-- Source text follows --

Since 1884, when Thomas Theodor Heine, the seventeen-year-old son of a respectable Jewish manufacturer from Leipzig, sent several caricatures to the controversial magazine called Leipziger Pikanten Blättern, published by the infamous Leopold von Sacher-Masoch, his life was predetermined. The publication led to his immediate expulsion from school, and the boy was forced to leave his home.
After studying art in Dusseldorf and Munich, the young Heine worked in newspapers as a caricaturist until he cofounded the satirical weekly magazine Simplicissimus in 1895. The magazine publishing sharp satire quickly became very popular in Germany; however, arrests and penalty payments were the flip side of the popularity. But all the scandals only increased sales until the magazine was not threatened with closure.
Heine's caricatures, gloomy, full of ugly and attractive chimeras, and worth being compared with the masterpieces of Goya and Bosch, were a significant part of Simplicissimus' success. There was no lack of ideas in the first decades of the 20th century. Wars, epidemics, famines, and economic crises struck not only Germany, but the whole world. Nowadays, when humanity is thrown into a panic by COVID-19, it is worth remembering that the older generations overcame much more horrific time.
As for Thomas Theodor Heine himself, his life had been tied to Simplicissimus for almost 40 years. And if during World War I the magazine had to stay loyal to the authorities, the situation changed in the early 30s. It was not possible to get on with Nazis, and Heine, who was a Jew, was first forced to emigrate to Czechoslovakia, and then to Norway; and when the Wehrmacht came there, he fled to Sweden. In Sweden, the artist died at the age of 81 in January 1948.

-- Source text concluded --
-- Source data follows --

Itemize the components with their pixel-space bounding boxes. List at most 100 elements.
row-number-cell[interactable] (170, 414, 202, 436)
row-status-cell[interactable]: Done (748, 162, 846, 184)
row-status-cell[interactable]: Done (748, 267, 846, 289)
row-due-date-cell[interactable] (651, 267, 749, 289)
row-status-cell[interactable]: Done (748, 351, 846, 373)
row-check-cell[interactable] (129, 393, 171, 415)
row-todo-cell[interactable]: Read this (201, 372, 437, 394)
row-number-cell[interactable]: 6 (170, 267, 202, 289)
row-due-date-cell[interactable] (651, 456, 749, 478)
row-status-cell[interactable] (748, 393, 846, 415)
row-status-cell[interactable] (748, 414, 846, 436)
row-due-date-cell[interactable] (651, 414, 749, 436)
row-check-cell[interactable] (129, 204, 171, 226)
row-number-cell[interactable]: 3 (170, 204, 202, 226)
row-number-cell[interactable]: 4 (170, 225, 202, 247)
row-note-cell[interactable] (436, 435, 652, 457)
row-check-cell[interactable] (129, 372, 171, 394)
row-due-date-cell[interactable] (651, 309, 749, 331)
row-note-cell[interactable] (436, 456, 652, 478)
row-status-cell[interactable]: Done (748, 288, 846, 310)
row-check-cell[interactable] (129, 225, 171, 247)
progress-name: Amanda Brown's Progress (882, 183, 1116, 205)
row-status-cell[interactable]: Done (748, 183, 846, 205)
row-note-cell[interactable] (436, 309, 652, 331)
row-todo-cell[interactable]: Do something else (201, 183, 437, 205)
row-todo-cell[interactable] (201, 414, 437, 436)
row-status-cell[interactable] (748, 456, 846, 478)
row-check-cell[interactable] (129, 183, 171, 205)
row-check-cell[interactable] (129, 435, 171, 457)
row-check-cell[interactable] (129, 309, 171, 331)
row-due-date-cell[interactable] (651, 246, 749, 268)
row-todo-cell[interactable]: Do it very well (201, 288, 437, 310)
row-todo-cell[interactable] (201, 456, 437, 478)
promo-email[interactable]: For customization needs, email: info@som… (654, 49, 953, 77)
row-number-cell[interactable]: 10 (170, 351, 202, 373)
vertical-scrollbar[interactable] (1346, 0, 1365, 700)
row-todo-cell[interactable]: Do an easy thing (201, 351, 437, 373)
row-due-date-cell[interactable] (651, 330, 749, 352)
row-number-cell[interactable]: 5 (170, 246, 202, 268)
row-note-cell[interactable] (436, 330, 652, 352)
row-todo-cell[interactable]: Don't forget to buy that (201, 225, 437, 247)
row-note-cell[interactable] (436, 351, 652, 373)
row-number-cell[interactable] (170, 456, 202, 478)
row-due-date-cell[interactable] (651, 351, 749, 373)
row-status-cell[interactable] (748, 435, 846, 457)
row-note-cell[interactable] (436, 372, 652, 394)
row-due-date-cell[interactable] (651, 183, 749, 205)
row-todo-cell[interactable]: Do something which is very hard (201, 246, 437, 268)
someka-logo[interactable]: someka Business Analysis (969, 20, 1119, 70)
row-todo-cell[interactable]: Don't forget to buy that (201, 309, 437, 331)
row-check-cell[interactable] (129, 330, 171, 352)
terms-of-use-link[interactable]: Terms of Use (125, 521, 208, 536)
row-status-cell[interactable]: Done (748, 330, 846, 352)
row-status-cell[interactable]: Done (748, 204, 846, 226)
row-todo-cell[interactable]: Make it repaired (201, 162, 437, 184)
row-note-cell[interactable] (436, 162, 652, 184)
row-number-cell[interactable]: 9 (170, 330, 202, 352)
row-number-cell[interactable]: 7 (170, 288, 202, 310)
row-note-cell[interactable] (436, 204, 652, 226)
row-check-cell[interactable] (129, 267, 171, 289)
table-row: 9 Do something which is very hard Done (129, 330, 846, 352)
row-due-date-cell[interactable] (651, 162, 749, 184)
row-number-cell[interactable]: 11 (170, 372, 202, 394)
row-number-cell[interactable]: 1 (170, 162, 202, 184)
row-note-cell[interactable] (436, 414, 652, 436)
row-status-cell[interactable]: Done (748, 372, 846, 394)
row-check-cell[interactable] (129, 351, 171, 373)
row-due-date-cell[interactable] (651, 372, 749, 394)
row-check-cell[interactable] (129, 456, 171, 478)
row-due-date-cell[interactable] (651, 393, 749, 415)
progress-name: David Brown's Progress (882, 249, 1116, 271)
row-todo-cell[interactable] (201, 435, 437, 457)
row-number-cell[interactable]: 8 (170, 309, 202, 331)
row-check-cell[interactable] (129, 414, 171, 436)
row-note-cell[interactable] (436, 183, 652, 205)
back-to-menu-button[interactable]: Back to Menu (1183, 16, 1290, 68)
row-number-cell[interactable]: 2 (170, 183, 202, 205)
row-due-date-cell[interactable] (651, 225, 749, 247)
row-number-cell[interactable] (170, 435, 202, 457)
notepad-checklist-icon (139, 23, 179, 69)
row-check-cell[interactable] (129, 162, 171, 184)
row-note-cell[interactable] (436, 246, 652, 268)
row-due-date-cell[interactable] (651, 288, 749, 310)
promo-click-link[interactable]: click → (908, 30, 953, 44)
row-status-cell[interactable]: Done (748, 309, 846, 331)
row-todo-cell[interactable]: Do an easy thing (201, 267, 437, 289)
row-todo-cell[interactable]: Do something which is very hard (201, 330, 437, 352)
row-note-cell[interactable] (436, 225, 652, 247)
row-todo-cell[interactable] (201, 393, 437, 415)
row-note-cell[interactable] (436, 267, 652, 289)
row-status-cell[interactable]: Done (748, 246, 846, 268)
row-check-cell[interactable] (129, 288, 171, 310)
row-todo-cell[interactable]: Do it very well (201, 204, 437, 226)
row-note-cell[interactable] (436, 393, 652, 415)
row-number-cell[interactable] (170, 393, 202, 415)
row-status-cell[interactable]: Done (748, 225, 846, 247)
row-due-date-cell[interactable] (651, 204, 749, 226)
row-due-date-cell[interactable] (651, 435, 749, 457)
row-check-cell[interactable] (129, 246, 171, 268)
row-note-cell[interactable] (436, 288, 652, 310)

-- Source data concluded --

§ **Work order**: Copy the passage on Thomas Theodor Heine word for word, from "Since 1884, when" up to and including "threatened with closure.". Leave the records aside; they are not used here.

§ **Answer to this exercise**:
Since 1884, when Thomas Theodor Heine, the seventeen-year-old son of a respectable Jewish manufacturer from Leipzig, sent several caricatures to the controversial magazine called Leipziger Pikanten Blättern, published by the infamous Leopold von Sacher-Masoch, his life was predetermined. The publication led to his immediate expulsion from school, and the boy was forced to leave his home.
After studying art in Dusseldorf and Munich, the young Heine worked in newspapers as a caricaturist until he cofounded the satirical weekly magazine Simplicissimus in 1895. The magazine publishing sharp satire quickly became very popular in Germany; however, arrests and penalty payments were the flip side of the popularity. But all the scandals only increased sales until the magazine was not threatened with closure.